Tasks to carry out:
a. List every name that the vtjson project description imports from the vtjson package.
b. According to the vtjson project description, what is the schema format somewhat inspired by?

Skip to main content

A lightweight package for validating JSON like Python objects

Project description

vtjson

A lightweight package for validating JSON like Python objects.

Schemas

Validation of JSON like Python objects is done according to a schema which is somewhat inspired by a typescript type. The format of a schema is more or less self explanatory as the following example shows.

Example

Below is a simplified version of the schema of the run object in the mongodb database underlying the Fishtest web application https://tests.stockfishchess.org/tests

import math
from datetime import datetime
from bson.objectid import ObjectId
from vtjson import glob, ip_address, number, regex, url

net_name = regex("nn-[a-z0-9]{12}.nnue", name="net_name")
tc = regex(r"([1-9]\d*/)?\d+(\.\d+)?(\+\d+(\.\d+)?)?", name="tc")
str_int = regex(r"[1-9]\d*", name="str_int")
sha = regex(r"[a-f0-9]{40}", name="sha")
country_code = regex(r"[A-Z][A-Z]", name="country_code")
run_id = regex(r"[a-f0-9]{24}", name="run_id")
uuid = regex(r"[0-9a-zA-Z]{2,}(-[a-f0-9]{4}){3}-[a-f0-9]{12}", name="uuid")
epd_file = glob("*.epd", name="epd_file")
pgn_file = glob("*.pgn", name="pgn_file")

Information given:
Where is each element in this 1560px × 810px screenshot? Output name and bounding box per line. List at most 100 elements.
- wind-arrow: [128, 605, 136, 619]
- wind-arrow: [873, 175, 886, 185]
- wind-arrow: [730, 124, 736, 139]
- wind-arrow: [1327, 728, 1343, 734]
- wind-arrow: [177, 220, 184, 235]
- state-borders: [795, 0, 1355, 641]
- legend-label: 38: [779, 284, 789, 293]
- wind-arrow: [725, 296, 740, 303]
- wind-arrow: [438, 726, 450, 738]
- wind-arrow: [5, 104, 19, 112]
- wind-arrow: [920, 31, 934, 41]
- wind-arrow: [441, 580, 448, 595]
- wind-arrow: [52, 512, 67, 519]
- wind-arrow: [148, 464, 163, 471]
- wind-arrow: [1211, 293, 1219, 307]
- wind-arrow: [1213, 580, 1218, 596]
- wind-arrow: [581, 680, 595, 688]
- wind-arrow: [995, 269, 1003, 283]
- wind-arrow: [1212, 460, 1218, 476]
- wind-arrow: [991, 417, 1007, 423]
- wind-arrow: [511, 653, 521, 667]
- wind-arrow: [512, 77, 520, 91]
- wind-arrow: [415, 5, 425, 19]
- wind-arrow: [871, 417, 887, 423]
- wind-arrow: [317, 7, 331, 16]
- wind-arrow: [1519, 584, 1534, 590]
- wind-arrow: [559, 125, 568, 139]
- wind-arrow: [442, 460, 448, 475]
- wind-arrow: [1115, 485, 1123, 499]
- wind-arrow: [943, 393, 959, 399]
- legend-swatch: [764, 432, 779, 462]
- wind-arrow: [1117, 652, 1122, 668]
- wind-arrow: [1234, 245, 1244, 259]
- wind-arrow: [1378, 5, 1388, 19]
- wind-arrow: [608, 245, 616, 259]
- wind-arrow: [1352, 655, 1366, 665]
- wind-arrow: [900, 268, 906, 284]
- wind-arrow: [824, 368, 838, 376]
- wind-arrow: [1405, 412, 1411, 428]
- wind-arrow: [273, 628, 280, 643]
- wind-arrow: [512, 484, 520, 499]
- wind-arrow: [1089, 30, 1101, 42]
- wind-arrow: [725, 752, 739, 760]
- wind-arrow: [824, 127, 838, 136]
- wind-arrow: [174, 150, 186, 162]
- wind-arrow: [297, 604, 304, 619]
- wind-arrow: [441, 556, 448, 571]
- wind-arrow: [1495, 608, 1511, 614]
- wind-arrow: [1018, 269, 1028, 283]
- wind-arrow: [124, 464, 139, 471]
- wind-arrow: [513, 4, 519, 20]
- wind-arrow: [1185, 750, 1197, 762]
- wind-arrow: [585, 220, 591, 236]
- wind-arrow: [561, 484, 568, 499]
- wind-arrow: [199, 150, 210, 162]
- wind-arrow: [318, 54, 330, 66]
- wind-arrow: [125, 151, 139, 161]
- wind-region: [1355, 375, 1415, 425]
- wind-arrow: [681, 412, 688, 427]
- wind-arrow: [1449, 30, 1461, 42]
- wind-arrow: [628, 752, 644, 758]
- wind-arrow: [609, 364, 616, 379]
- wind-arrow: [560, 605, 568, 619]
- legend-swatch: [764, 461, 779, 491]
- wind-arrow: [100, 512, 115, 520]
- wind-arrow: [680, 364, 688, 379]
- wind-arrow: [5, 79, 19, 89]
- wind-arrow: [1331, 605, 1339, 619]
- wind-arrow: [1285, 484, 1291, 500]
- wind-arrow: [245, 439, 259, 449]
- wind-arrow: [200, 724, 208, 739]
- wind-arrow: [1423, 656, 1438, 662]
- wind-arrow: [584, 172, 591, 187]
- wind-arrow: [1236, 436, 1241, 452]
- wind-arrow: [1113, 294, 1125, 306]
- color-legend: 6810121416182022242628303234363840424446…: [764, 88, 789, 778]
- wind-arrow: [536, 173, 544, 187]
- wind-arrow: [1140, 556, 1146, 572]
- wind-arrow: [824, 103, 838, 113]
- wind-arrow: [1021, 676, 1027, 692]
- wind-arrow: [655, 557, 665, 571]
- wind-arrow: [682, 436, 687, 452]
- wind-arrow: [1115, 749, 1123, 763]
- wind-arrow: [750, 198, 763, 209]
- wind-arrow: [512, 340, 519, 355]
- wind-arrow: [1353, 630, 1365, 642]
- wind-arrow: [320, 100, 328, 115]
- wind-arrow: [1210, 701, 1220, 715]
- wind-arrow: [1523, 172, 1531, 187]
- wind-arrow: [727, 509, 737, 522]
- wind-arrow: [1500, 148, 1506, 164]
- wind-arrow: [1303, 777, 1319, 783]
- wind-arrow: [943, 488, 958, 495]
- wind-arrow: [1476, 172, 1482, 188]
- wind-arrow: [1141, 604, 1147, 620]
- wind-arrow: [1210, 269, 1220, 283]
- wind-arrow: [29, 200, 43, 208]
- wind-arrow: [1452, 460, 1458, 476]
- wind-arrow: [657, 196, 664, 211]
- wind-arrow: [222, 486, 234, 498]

Responses to the tasks:
a. glob, ip_address, number, regex, url

b. A typescript type.